_Input rows_
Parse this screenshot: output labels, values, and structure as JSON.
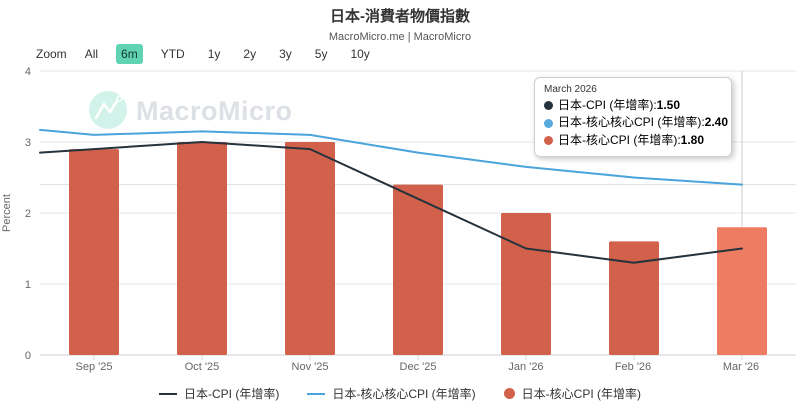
{
  "header": {
    "title": "日本-消費者物價指數",
    "subtitle": "MacroMicro.me | MacroMicro"
  },
  "zoom_bar": {
    "label": "Zoom",
    "options": [
      {
        "label": "All",
        "active": false
      },
      {
        "label": "6m",
        "active": true
      },
      {
        "label": "YTD",
        "active": false
      },
      {
        "label": "1y",
        "active": false
      },
      {
        "label": "2y",
        "active": false
      },
      {
        "label": "3y",
        "active": false
      },
      {
        "label": "5y",
        "active": false
      },
      {
        "label": "10y",
        "active": false
      }
    ],
    "active_color": "#5fd3b3"
  },
  "watermark": {
    "text": "MacroMicro",
    "logo_icon": "macromicro-mountain-logo",
    "logo_color": "#5fd3b3",
    "text_color": "#dde1e5"
  },
  "tooltip": {
    "header": "March 2026",
    "rows": [
      {
        "label": "日本-CPI (年增率): ",
        "value": "1.50",
        "color": "#26323c"
      },
      {
        "label": "日本-核心核心CPI (年增率): ",
        "value": "2.40",
        "color": "#58a9dc"
      },
      {
        "label": "日本-核心CPI (年增率): ",
        "value": "1.80",
        "color": "#d2614b"
      }
    ]
  },
  "legend": [
    {
      "label": "日本-CPI (年增率)",
      "swatch": "line",
      "color": "#26323c"
    },
    {
      "label": "日本-核心核心CPI (年增率)",
      "swatch": "line",
      "color": "#4aa3da"
    },
    {
      "label": "日本-核心CPI (年增率)",
      "swatch": "circle",
      "color": "#d2614b"
    }
  ],
  "chart_data": {
    "type": "mixed",
    "title": "日本-消費者物價指數",
    "categories": [
      "Sep '25",
      "Oct '25",
      "Nov '25",
      "Dec '25",
      "Jan '26",
      "Feb '26",
      "Mar '26"
    ],
    "xlabel": "",
    "ylabel": "Percent",
    "ylim": [
      0,
      4
    ],
    "y_ticks": [
      4,
      3,
      2,
      1,
      0
    ],
    "grid": true,
    "legend_position": "bottom",
    "series": [
      {
        "name": "日本-CPI (年增率)",
        "type": "line",
        "color": "#26323c",
        "values": [
          2.9,
          3.0,
          2.9,
          2.2,
          1.5,
          1.3,
          1.5
        ],
        "edge_start": 2.85
      },
      {
        "name": "日本-核心核心CPI (年增率)",
        "type": "line",
        "color": "#4aa3da",
        "values": [
          3.1,
          3.15,
          3.1,
          2.85,
          2.65,
          2.5,
          2.4
        ],
        "edge_start": 3.17
      },
      {
        "name": "日本-核心CPI (年增率)",
        "type": "bar",
        "color": "#d2614b",
        "hover_color": "#ee7c63",
        "hover_index": 6,
        "values": [
          2.9,
          3.0,
          3.0,
          2.4,
          2.0,
          1.6,
          1.8
        ]
      }
    ],
    "crosshair": {
      "x_index": 6,
      "y_value": 2.4
    },
    "grid_color": "#e6e6e6",
    "axis_color": "#cfd0d2"
  }
}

_Required work_
The records above need to be given again exactly. Omit the pictures.

_Expected answer_
Parse this screenshot: output labels, values, and structure as JSON.
{
  "header": {
    "title": "日本-消費者物價指數",
    "subtitle": "MacroMicro.me | MacroMicro"
  },
  "zoom_bar": {
    "label": "Zoom",
    "options": [
      {
        "label": "All",
        "active": false
      },
      {
        "label": "6m",
        "active": true
      },
      {
        "label": "YTD",
        "active": false
      },
      {
        "label": "1y",
        "active": false
      },
      {
        "label": "2y",
        "active": false
      },
      {
        "label": "3y",
        "active": false
      },
      {
        "label": "5y",
        "active": false
      },
      {
        "label": "10y",
        "active": false
      }
    ],
    "active_color": "#5fd3b3"
  },
  "watermark": {
    "text": "MacroMicro",
    "logo_icon": "macromicro-mountain-logo",
    "logo_color": "#5fd3b3",
    "text_color": "#dde1e5"
  },
  "tooltip": {
    "header": "March 2026",
    "rows": [
      {
        "label": "日本-CPI (年增率): ",
        "value": "1.50",
        "color": "#26323c"
      },
      {
        "label": "日本-核心核心CPI (年增率): ",
        "value": "2.40",
        "color": "#58a9dc"
      },
      {
        "label": "日本-核心CPI (年增率): ",
        "value": "1.80",
        "color": "#d2614b"
      }
    ]
  },
  "legend": [
    {
      "label": "日本-CPI (年增率)",
      "swatch": "line",
      "color": "#26323c"
    },
    {
      "label": "日本-核心核心CPI (年增率)",
      "swatch": "line",
      "color": "#4aa3da"
    },
    {
      "label": "日本-核心CPI (年增率)",
      "swatch": "circle",
      "color": "#d2614b"
    }
  ],
  "chart_data": {
    "type": "mixed",
    "title": "日本-消費者物價指數",
    "categories": [
      "Sep '25",
      "Oct '25",
      "Nov '25",
      "Dec '25",
      "Jan '26",
      "Feb '26",
      "Mar '26"
    ],
    "xlabel": "",
    "ylabel": "Percent",
    "ylim": [
      0,
      4
    ],
    "y_ticks": [
      4,
      3,
      2,
      1,
      0
    ],
    "grid": true,
    "legend_position": "bottom",
    "series": [
      {
        "name": "日本-CPI (年增率)",
        "type": "line",
        "color": "#26323c",
        "values": [
          2.9,
          3.0,
          2.9,
          2.2,
          1.5,
          1.3,
          1.5
        ],
        "edge_start": 2.85
      },
      {
        "name": "日本-核心核心CPI (年增率)",
        "type": "line",
        "color": "#4aa3da",
        "values": [
          3.1,
          3.15,
          3.1,
          2.85,
          2.65,
          2.5,
          2.4
        ],
        "edge_start": 3.17
      },
      {
        "name": "日本-核心CPI (年增率)",
        "type": "bar",
        "color": "#d2614b",
        "hover_color": "#ee7c63",
        "hover_index": 6,
        "values": [
          2.9,
          3.0,
          3.0,
          2.4,
          2.0,
          1.6,
          1.8
        ]
      }
    ],
    "crosshair": {
      "x_index": 6,
      "y_value": 2.4
    },
    "grid_color": "#e6e6e6",
    "axis_color": "#cfd0d2"
  }
}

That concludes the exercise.